_INSTRUCTIONS FOR THE TASK_:
Type every record exactly as it appears.

_INFORMATION PROVIDED_:
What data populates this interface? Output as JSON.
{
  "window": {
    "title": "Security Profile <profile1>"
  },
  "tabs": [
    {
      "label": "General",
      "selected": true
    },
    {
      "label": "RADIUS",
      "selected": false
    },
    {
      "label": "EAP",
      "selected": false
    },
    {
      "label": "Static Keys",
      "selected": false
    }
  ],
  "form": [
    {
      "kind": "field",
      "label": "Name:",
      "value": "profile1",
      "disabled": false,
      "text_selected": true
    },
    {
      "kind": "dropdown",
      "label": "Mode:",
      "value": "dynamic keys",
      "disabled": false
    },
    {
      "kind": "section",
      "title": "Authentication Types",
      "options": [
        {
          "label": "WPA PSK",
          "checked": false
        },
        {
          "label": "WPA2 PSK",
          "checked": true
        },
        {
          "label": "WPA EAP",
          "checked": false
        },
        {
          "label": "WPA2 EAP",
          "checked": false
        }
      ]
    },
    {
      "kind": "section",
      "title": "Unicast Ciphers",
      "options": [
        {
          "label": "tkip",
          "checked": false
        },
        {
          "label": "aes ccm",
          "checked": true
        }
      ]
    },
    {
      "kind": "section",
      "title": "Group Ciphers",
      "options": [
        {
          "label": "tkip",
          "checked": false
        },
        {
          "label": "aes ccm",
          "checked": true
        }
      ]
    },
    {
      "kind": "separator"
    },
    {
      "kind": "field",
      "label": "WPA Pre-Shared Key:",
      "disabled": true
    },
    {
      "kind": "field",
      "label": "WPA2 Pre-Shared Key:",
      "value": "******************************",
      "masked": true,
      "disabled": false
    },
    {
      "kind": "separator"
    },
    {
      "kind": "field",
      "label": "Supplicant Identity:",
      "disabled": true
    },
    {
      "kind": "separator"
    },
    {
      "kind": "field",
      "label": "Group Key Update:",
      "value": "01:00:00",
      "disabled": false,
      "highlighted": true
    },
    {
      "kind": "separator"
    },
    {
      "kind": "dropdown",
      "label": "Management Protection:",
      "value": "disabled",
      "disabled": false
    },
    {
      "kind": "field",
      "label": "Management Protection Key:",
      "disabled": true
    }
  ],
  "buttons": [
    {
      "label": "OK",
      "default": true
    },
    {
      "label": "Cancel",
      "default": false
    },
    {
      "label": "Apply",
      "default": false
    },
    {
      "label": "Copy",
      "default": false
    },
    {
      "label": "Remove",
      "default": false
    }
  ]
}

_FINISHED EXERCISE_:
What data populates this interface? Output as JSON.
{
  "window": {
    "title": "Security Profile <profile1>"
  },
  "tabs": [
    {
      "label": "General",
      "selected": true
    },
    {
      "label": "RADIUS",
      "selected": false
    },
    {
      "label": "EAP",
      "selected": false
    },
    {
      "label": "Static Keys",
      "selected": false
    }
  ],
  "form": [
    {
      "kind": "field",
      "label": "Name:",
      "value": "profile1",
      "disabled": false,
      "text_selected": true
    },
    {
      "kind": "dropdown",
      "label": "Mode:",
      "value": "dynamic keys",
      "disabled": false
    },
    {
      "kind": "section",
      "title": "Authentication Types",
      "options": [
        {
          "label": "WPA PSK",
          "checked": false
        },
        {
          "label": "WPA2 PSK",
          "checked": true
        },
        {
          "label": "WPA EAP",
          "checked": false
        },
        {
          "label": "WPA2 EAP",
          "checked": false
        }
      ]
    },
    {
      "kind": "section",
      "title": "Unicast Ciphers",
      "options": [
        {
          "label": "tkip",
          "checked": false
        },
        {
          "label": "aes ccm",
          "checked": true
        }
      ]
    },
    {
      "kind": "section",
      "title": "Group Ciphers",
      "options": [
        {
          "label": "tkip",
          "checked": false
        },
        {
          "label": "aes ccm",
          "checked": true
        }
      ]
    },
    {
      "kind": "separator"
    },
    {
      "kind": "field",
      "label": "WPA Pre-Shared Key:",
      "disabled": true
    },
    {
      "kind": "field",
      "label": "WPA2 Pre-Shared Key:",
      "value": "******************************",
      "masked": true,
      "disabled": false
    },
    {
      "kind": "separator"
    },
    {
      "kind": "field",
      "label": "Supplicant Identity:",
      "disabled": true
    },
    {
      "kind": "separator"
    },
    {
      "kind": "field",
      "label": "Group Key Update:",
      "value": "01:00:00",
      "disabled": false,
      "highlighted": true
    },
    {
      "kind": "separator"
    },
    {
      "kind": "dropdown",
      "label": "Management Protection:",
      "value": "disabled",
      "disabled": false
    },
    {
      "kind": "field",
      "label": "Management Protection Key:",
      "disabled": true
    }
  ],
  "buttons": [
    {
      "label": "OK",
      "default": true
    },
    {
      "label": "Cancel",
      "default": false
    },
    {
      "label": "Apply",
      "default": false
    },
    {
      "label": "Copy",
      "default": false
    },
    {
      "label": "Remove",
      "default": false
    }
  ]
}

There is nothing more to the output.